■ DIRECTION: Will you transcribe the entries that follow, exactly and in full?
>> START DATA SUPPLIED
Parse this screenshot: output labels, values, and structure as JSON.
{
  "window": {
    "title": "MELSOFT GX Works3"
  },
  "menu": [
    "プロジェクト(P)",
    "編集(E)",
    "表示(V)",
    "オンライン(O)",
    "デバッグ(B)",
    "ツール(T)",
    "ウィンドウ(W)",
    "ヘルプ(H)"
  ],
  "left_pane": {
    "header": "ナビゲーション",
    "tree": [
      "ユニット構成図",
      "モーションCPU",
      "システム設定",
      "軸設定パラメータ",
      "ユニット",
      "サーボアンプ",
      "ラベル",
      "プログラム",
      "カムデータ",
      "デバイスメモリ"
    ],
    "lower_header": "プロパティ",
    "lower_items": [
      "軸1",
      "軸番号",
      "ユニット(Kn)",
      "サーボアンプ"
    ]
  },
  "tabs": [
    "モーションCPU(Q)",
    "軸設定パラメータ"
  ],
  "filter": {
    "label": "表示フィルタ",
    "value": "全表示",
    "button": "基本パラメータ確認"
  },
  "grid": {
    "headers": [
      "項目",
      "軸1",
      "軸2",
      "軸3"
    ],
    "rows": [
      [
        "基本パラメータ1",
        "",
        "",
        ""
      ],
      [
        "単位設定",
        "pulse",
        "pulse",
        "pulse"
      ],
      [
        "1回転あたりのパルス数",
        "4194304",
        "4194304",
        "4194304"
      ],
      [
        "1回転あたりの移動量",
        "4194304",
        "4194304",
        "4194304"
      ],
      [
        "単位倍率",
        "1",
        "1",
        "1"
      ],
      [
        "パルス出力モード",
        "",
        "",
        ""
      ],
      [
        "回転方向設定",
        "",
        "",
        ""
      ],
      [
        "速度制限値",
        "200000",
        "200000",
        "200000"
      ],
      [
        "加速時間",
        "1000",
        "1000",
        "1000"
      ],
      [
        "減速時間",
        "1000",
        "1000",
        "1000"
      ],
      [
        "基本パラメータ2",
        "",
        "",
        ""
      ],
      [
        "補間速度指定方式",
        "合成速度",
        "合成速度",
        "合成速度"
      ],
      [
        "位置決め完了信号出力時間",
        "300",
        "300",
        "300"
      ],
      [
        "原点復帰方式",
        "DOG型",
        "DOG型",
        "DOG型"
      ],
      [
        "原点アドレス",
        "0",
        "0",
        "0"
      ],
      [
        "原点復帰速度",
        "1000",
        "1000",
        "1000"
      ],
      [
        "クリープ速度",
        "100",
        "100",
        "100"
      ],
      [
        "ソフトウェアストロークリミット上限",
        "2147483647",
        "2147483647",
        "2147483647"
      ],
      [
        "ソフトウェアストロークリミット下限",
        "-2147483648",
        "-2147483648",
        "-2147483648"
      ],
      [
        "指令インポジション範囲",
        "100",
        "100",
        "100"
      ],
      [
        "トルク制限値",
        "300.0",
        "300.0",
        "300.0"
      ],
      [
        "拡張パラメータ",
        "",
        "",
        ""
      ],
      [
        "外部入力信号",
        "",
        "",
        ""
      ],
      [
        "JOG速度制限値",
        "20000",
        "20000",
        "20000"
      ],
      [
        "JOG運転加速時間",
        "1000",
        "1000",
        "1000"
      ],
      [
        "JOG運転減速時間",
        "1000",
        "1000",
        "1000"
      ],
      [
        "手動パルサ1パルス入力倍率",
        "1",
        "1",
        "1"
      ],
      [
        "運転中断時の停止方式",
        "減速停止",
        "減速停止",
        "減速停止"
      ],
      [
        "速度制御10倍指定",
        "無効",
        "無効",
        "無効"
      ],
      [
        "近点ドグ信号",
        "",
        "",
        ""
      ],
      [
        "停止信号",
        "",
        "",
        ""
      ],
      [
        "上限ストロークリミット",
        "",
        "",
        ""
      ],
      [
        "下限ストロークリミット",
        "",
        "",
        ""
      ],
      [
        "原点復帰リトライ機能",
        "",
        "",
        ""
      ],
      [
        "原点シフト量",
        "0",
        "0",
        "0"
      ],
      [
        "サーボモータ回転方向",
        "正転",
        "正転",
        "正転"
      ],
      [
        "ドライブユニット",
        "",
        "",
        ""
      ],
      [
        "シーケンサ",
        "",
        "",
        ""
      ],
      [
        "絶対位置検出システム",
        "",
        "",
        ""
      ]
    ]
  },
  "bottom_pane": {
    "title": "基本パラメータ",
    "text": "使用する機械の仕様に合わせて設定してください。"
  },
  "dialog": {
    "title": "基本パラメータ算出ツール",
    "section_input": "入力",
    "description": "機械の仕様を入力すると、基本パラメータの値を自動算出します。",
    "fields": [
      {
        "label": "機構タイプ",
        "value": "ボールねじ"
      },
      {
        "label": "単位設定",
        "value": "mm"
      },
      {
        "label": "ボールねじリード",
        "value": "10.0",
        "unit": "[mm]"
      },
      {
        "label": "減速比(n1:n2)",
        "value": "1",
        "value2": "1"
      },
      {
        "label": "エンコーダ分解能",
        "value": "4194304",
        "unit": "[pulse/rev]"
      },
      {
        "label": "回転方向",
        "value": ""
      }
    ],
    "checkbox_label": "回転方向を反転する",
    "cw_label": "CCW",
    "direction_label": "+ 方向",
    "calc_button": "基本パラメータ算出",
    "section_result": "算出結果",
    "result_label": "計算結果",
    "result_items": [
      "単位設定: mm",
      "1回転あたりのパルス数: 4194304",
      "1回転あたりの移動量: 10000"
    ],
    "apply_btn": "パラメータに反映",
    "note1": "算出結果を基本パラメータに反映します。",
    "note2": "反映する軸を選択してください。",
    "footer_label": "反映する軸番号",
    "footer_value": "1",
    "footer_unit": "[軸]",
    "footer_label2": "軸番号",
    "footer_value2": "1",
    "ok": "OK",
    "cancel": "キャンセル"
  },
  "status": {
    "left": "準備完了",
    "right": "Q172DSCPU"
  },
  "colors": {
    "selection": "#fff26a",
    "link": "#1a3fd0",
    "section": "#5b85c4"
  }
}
>> END DATA SUPPLIED
■ EXERCISE SOLUTION:
Parse this screenshot: output labels, values, and structure as JSON.
{
  "window": {
    "title": "MELSOFT GX Works3"
  },
  "menu": [
    "プロジェクト(P)",
    "編集(E)",
    "表示(V)",
    "オンライン(O)",
    "デバッグ(B)",
    "ツール(T)",
    "ウィンドウ(W)",
    "ヘルプ(H)"
  ],
  "left_pane": {
    "header": "ナビゲーション",
    "tree": [
      "ユニット構成図",
      "モーションCPU",
      "システム設定",
      "軸設定パラメータ",
      "ユニット",
      "サーボアンプ",
      "ラベル",
      "プログラム",
      "カムデータ",
      "デバイスメモリ"
    ],
    "lower_header": "プロパティ",
    "lower_items": [
      "軸1",
      "軸番号",
      "ユニット(Kn)",
      "サーボアンプ"
    ]
  },
  "tabs": [
    "モーションCPU(Q)",
    "軸設定パラメータ"
  ],
  "filter": {
    "label": "表示フィルタ",
    "value": "全表示",
    "button": "基本パラメータ確認"
  },
  "grid": {
    "headers": [
      "項目",
      "軸1",
      "軸2",
      "軸3"
    ],
    "rows": [
      [
        "基本パラメータ1",
        "",
        "",
        ""
      ],
      [
        "単位設定",
        "pulse",
        "pulse",
        "pulse"
      ],
      [
        "1回転あたりのパルス数",
        "4194304",
        "4194304",
        "4194304"
      ],
      [
        "1回転あたりの移動量",
        "4194304",
        "4194304",
        "4194304"
      ],
      [
        "単位倍率",
        "1",
        "1",
        "1"
      ],
      [
        "パルス出力モード",
        "",
        "",
        ""
      ],
      [
        "回転方向設定",
        "",
        "",
        ""
      ],
      [
        "速度制限値",
        "200000",
        "200000",
        "200000"
      ],
      [
        "加速時間",
        "1000",
        "1000",
        "1000"
      ],
      [
        "減速時間",
        "1000",
        "1000",
        "1000"
      ],
      [
        "基本パラメータ2",
        "",
        "",
        ""
      ],
      [
        "補間速度指定方式",
        "合成速度",
        "合成速度",
        "合成速度"
      ],
      [
        "位置決め完了信号出力時間",
        "300",
        "300",
        "300"
      ],
      [
        "原点復帰方式",
        "DOG型",
        "DOG型",
        "DOG型"
      ],
      [
        "原点アドレス",
        "0",
        "0",
        "0"
      ],
      [
        "原点復帰速度",
        "1000",
        "1000",
        "1000"
      ],
      [
        "クリープ速度",
        "100",
        "100",
        "100"
      ],
      [
        "ソフトウェアストロークリミット上限",
        "2147483647",
        "2147483647",
        "2147483647"
      ],
      [
        "ソフトウェアストロークリミット下限",
        "-2147483648",
        "-2147483648",
        "-2147483648"
      ],
      [
        "指令インポジション範囲",
        "100",
        "100",
        "100"
      ],
      [
        "トルク制限値",
        "300.0",
        "300.0",
        "300.0"
      ],
      [
        "拡張パラメータ",
        "",
        "",
        ""
      ],
      [
        "外部入力信号",
        "",
        "",
        ""
      ],
      [
        "JOG速度制限値",
        "20000",
        "20000",
        "20000"
      ],
      [
        "JOG運転加速時間",
        "1000",
        "1000",
        "1000"
      ],
      [
        "JOG運転減速時間",
        "1000",
        "1000",
        "1000"
      ],
      [
        "手動パルサ1パルス入力倍率",
        "1",
        "1",
        "1"
      ],
      [
        "運転中断時の停止方式",
        "減速停止",
        "減速停止",
        "減速停止"
      ],
      [
        "速度制御10倍指定",
        "無効",
        "無効",
        "無効"
      ],
      [
        "近点ドグ信号",
        "",
        "",
        ""
      ],
      [
        "停止信号",
        "",
        "",
        ""
      ],
      [
        "上限ストロークリミット",
        "",
        "",
        ""
      ],
      [
        "下限ストロークリミット",
        "",
        "",
        ""
      ],
      [
        "原点復帰リトライ機能",
        "",
        "",
        ""
      ],
      [
        "原点シフト量",
        "0",
        "0",
        "0"
      ],
      [
        "サーボモータ回転方向",
        "正転",
        "正転",
        "正転"
      ],
      [
        "ドライブユニット",
        "",
        "",
        ""
      ],
      [
        "シーケンサ",
        "",
        "",
        ""
      ],
      [
        "絶対位置検出システム",
        "",
        "",
        ""
      ]
    ]
  },
  "bottom_pane": {
    "title": "基本パラメータ",
    "text": "使用する機械の仕様に合わせて設定してください。"
  },
  "dialog": {
    "title": "基本パラメータ算出ツール",
    "section_input": "入力",
    "description": "機械の仕様を入力すると、基本パラメータの値を自動算出します。",
    "fields": [
      {
        "label": "機構タイプ",
        "value": "ボールねじ"
      },
      {
        "label": "単位設定",
        "value": "mm"
      },
      {
        "label": "ボールねじリード",
        "value": "10.0",
        "unit": "[mm]"
      },
      {
        "label": "減速比(n1:n2)",
        "value": "1",
        "value2": "1"
      },
      {
        "label": "エンコーダ分解能",
        "value": "4194304",
        "unit": "[pulse/rev]"
      },
      {
        "label": "回転方向",
        "value": ""
      }
    ],
    "checkbox_label": "回転方向を反転する",
    "cw_label": "CCW",
    "direction_label": "+ 方向",
    "calc_button": "基本パラメータ算出",
    "section_result": "算出結果",
    "result_label": "計算結果",
    "result_items": [
      "単位設定: mm",
      "1回転あたりのパルス数: 4194304",
      "1回転あたりの移動量: 10000"
    ],
    "apply_btn": "パラメータに反映",
    "note1": "算出結果を基本パラメータに反映します。",
    "note2": "反映する軸を選択してください。",
    "footer_label": "反映する軸番号",
    "footer_value": "1",
    "footer_unit": "[軸]",
    "footer_label2": "軸番号",
    "footer_value2": "1",
    "ok": "OK",
    "cancel": "キャンセル"
  },
  "status": {
    "left": "準備完了",
    "right": "Q172DSCPU"
  },
  "colors": {
    "selection": "#fff26a",
    "link": "#1a3fd0",
    "section": "#5b85c4"
  }
}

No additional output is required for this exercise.